— Start Given data —

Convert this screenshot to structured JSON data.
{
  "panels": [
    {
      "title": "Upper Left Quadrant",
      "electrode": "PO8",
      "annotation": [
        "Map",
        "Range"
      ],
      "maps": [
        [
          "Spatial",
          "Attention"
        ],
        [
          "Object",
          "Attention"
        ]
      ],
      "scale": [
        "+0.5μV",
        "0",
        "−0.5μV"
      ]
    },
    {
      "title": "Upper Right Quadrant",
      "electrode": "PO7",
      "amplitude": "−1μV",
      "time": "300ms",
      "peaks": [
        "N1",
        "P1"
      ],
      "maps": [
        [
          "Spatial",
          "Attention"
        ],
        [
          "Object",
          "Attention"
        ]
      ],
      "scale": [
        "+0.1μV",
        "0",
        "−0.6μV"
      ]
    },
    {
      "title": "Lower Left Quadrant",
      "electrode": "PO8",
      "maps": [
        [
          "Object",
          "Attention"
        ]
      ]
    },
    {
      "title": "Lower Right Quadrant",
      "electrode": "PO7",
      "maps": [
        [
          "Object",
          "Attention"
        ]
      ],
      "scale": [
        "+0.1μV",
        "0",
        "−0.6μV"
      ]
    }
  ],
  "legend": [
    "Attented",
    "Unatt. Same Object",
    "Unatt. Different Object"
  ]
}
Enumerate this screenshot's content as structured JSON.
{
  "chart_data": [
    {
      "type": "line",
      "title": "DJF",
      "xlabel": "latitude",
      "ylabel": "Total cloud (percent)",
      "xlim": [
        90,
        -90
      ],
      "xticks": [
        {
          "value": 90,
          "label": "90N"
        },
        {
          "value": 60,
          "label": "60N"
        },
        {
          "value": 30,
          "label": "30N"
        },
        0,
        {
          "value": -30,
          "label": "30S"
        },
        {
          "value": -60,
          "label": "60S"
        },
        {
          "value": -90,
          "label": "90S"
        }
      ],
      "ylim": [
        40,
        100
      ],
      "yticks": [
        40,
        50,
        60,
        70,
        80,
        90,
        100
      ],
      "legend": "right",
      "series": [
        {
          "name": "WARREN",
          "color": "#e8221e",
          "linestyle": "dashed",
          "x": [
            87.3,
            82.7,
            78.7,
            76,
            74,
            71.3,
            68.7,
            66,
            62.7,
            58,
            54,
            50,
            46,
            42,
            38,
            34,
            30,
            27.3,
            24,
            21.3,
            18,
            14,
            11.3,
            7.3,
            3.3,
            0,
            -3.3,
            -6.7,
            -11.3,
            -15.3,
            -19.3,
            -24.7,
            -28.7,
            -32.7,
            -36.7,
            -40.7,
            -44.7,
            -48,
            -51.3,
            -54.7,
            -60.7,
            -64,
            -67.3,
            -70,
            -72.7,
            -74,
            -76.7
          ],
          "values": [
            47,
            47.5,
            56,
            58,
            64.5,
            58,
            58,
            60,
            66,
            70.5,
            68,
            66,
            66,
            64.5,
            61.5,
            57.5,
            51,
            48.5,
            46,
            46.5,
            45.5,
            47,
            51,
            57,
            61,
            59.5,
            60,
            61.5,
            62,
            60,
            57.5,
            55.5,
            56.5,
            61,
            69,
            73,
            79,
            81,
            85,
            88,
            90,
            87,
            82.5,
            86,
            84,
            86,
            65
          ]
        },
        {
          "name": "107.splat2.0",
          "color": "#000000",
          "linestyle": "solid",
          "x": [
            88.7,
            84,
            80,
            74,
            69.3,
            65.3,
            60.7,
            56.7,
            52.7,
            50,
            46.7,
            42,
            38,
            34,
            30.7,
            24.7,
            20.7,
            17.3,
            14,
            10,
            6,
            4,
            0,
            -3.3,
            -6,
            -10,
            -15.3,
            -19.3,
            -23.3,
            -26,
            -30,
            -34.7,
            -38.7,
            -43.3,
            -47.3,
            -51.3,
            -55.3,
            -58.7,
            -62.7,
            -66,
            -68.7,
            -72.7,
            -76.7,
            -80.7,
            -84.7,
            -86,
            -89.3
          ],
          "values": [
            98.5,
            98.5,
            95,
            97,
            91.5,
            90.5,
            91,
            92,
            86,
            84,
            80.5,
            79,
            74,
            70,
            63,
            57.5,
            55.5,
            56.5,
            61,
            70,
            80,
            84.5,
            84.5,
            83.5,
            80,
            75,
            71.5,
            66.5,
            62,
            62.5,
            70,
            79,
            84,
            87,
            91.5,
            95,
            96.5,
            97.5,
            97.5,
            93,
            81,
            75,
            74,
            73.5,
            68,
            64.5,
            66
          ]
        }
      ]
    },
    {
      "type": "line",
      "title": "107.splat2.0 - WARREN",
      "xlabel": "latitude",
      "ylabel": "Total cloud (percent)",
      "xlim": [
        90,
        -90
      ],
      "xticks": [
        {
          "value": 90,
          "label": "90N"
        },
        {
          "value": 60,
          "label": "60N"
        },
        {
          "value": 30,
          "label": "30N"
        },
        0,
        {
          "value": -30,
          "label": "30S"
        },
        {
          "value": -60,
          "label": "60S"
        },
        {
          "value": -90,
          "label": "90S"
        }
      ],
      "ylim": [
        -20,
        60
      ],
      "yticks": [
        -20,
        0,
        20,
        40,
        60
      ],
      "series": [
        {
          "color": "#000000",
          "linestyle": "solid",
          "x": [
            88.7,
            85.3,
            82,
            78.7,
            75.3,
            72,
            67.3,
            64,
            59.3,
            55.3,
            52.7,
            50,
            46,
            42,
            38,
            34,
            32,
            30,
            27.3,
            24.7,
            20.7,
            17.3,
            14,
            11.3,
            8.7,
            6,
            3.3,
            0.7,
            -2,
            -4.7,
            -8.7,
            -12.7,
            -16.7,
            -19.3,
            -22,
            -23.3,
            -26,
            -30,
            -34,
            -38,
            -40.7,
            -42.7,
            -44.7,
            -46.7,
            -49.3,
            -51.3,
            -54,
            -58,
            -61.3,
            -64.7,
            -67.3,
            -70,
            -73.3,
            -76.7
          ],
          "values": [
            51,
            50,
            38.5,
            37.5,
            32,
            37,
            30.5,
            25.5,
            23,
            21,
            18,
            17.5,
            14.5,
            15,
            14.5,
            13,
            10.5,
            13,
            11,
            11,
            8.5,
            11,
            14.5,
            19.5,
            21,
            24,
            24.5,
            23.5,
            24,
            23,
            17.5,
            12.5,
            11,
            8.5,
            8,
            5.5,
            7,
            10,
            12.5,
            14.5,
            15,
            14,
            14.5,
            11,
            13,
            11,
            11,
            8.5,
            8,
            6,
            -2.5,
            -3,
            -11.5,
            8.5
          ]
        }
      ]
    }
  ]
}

— End Given data —

→ The exercise
Every record above needs to be repeated word for word.

→ Answer to this task
Convert this screenshot to structured JSON data.
{
  "panels": [
    {
      "title": "Upper Left Quadrant",
      "electrode": "PO8",
      "annotation": [
        "Map",
        "Range"
      ],
      "maps": [
        [
          "Spatial",
          "Attention"
        ],
        [
          "Object",
          "Attention"
        ]
      ],
      "scale": [
        "+0.5μV",
        "0",
        "−0.5μV"
      ]
    },
    {
      "title": "Upper Right Quadrant",
      "electrode": "PO7",
      "amplitude": "−1μV",
      "time": "300ms",
      "peaks": [
        "N1",
        "P1"
      ],
      "maps": [
        [
          "Spatial",
          "Attention"
        ],
        [
          "Object",
          "Attention"
        ]
      ],
      "scale": [
        "+0.1μV",
        "0",
        "−0.6μV"
      ]
    },
    {
      "title": "Lower Left Quadrant",
      "electrode": "PO8",
      "maps": [
        [
          "Object",
          "Attention"
        ]
      ]
    },
    {
      "title": "Lower Right Quadrant",
      "electrode": "PO7",
      "maps": [
        [
          "Object",
          "Attention"
        ]
      ],
      "scale": [
        "+0.1μV",
        "0",
        "−0.6μV"
      ]
    }
  ],
  "legend": [
    "Attented",
    "Unatt. Same Object",
    "Unatt. Different Object"
  ]
}
Enumerate this screenshot's content as structured JSON.
{
  "chart_data": [
    {
      "type": "line",
      "title": "DJF",
      "xlabel": "latitude",
      "ylabel": "Total cloud (percent)",
      "xlim": [
        90,
        -90
      ],
      "xticks": [
        {
          "value": 90,
          "label": "90N"
        },
        {
          "value": 60,
          "label": "60N"
        },
        {
          "value": 30,
          "label": "30N"
        },
        0,
        {
          "value": -30,
          "label": "30S"
        },
        {
          "value": -60,
          "label": "60S"
        },
        {
          "value": -90,
          "label": "90S"
        }
      ],
      "ylim": [
        40,
        100
      ],
      "yticks": [
        40,
        50,
        60,
        70,
        80,
        90,
        100
      ],
      "legend": "right",
      "series": [
        {
          "name": "WARREN",
          "color": "#e8221e",
          "linestyle": "dashed",
          "x": [
            87.3,
            82.7,
            78.7,
            76,
            74,
            71.3,
            68.7,
            66,
            62.7,
            58,
            54,
            50,
            46,
            42,
            38,
            34,
            30,
            27.3,
            24,
            21.3,
            18,
            14,
            11.3,
            7.3,
            3.3,
            0,
            -3.3,
            -6.7,
            -11.3,
            -15.3,
            -19.3,
            -24.7,
            -28.7,
            -32.7,
            -36.7,
            -40.7,
            -44.7,
            -48,
            -51.3,
            -54.7,
            -60.7,
            -64,
            -67.3,
            -70,
            -72.7,
            -74,
            -76.7
          ],
          "values": [
            47,
            47.5,
            56,
            58,
            64.5,
            58,
            58,
            60,
            66,
            70.5,
            68,
            66,
            66,
            64.5,
            61.5,
            57.5,
            51,
            48.5,
            46,
            46.5,
            45.5,
            47,
            51,
            57,
            61,
            59.5,
            60,
            61.5,
            62,
            60,
            57.5,
            55.5,
            56.5,
            61,
            69,
            73,
            79,
            81,
            85,
            88,
            90,
            87,
            82.5,
            86,
            84,
            86,
            65
          ]
        },
        {
          "name": "107.splat2.0",
          "color": "#000000",
          "linestyle": "solid",
          "x": [
            88.7,
            84,
            80,
            74,
            69.3,
            65.3,
            60.7,
            56.7,
            52.7,
            50,
            46.7,
            42,
            38,
            34,
            30.7,
            24.7,
            20.7,
            17.3,
            14,
            10,
            6,
            4,
            0,
            -3.3,
            -6,
            -10,
            -15.3,
            -19.3,
            -23.3,
            -26,
            -30,
            -34.7,
            -38.7,
            -43.3,
            -47.3,
            -51.3,
            -55.3,
            -58.7,
            -62.7,
            -66,
            -68.7,
            -72.7,
            -76.7,
            -80.7,
            -84.7,
            -86,
            -89.3
          ],
          "values": [
            98.5,
            98.5,
            95,
            97,
            91.5,
            90.5,
            91,
            92,
            86,
            84,
            80.5,
            79,
            74,
            70,
            63,
            57.5,
            55.5,
            56.5,
            61,
            70,
            80,
            84.5,
            84.5,
            83.5,
            80,
            75,
            71.5,
            66.5,
            62,
            62.5,
            70,
            79,
            84,
            87,
            91.5,
            95,
            96.5,
            97.5,
            97.5,
            93,
            81,
            75,
            74,
            73.5,
            68,
            64.5,
            66
          ]
        }
      ]
    },
    {
      "type": "line",
      "title": "107.splat2.0 - WARREN",
      "xlabel": "latitude",
      "ylabel": "Total cloud (percent)",
      "xlim": [
        90,
        -90
      ],
      "xticks": [
        {
          "value": 90,
          "label": "90N"
        },
        {
          "value": 60,
          "label": "60N"
        },
        {
          "value": 30,
          "label": "30N"
        },
        0,
        {
          "value": -30,
          "label": "30S"
        },
        {
          "value": -60,
          "label": "60S"
        },
        {
          "value": -90,
          "label": "90S"
        }
      ],
      "ylim": [
        -20,
        60
      ],
      "yticks": [
        -20,
        0,
        20,
        40,
        60
      ],
      "series": [
        {
          "color": "#000000",
          "linestyle": "solid",
          "x": [
            88.7,
            85.3,
            82,
            78.7,
            75.3,
            72,
            67.3,
            64,
            59.3,
            55.3,
            52.7,
            50,
            46,
            42,
            38,
            34,
            32,
            30,
            27.3,
            24.7,
            20.7,
            17.3,
            14,
            11.3,
            8.7,
            6,
            3.3,
            0.7,
            -2,
            -4.7,
            -8.7,
            -12.7,
            -16.7,
            -19.3,
            -22,
            -23.3,
            -26,
            -30,
            -34,
            -38,
            -40.7,
            -42.7,
            -44.7,
            -46.7,
            -49.3,
            -51.3,
            -54,
            -58,
            -61.3,
            -64.7,
            -67.3,
            -70,
            -73.3,
            -76.7
          ],
          "values": [
            51,
            50,
            38.5,
            37.5,
            32,
            37,
            30.5,
            25.5,
            23,
            21,
            18,
            17.5,
            14.5,
            15,
            14.5,
            13,
            10.5,
            13,
            11,
            11,
            8.5,
            11,
            14.5,
            19.5,
            21,
            24,
            24.5,
            23.5,
            24,
            23,
            17.5,
            12.5,
            11,
            8.5,
            8,
            5.5,
            7,
            10,
            12.5,
            14.5,
            15,
            14,
            14.5,
            11,
            13,
            11,
            11,
            8.5,
            8,
            6,
            -2.5,
            -3,
            -11.5,
            8.5
          ]
        }
      ]
    }
  ]
}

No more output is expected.